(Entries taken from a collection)

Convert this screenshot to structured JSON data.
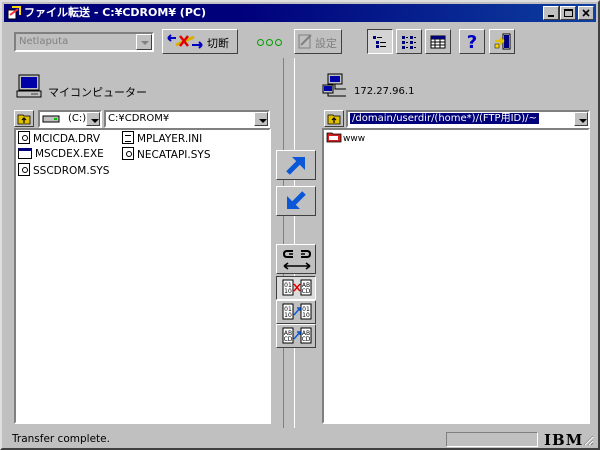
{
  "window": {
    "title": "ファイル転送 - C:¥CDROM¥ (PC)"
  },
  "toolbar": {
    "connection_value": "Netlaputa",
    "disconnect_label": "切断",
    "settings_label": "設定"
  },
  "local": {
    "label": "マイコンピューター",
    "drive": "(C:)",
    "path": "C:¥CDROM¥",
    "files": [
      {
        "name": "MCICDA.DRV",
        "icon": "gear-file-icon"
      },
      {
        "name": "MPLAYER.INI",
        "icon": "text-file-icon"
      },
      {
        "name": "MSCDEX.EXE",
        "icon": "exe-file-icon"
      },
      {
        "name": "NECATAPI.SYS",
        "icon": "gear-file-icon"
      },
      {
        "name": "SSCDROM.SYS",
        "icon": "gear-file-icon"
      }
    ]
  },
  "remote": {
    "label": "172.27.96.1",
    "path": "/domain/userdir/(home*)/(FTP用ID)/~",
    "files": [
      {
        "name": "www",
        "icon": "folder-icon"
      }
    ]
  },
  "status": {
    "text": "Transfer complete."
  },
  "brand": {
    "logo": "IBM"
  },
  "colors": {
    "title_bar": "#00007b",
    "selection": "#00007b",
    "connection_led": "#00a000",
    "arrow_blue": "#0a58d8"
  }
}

==

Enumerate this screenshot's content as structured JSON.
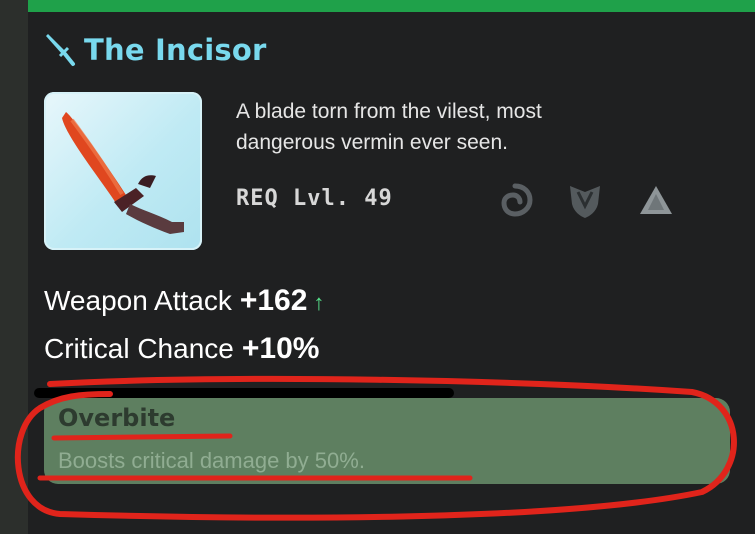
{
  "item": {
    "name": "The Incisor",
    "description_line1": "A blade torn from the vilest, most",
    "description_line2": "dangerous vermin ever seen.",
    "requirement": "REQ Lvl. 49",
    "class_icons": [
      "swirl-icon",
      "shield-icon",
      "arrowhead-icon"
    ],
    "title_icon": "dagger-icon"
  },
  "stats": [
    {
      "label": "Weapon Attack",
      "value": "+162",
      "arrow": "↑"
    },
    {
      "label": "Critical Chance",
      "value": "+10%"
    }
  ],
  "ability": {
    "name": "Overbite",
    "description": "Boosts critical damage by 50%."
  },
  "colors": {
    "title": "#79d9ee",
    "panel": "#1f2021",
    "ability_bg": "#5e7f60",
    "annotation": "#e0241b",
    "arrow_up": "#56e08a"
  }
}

§ THE REQUEST
Copy each line of the records that contains the word "screenshot".

§ TASK ANSWER
Convert this screenshot to structured JSON data.
Enumerate this screenshot's content as structured JSON.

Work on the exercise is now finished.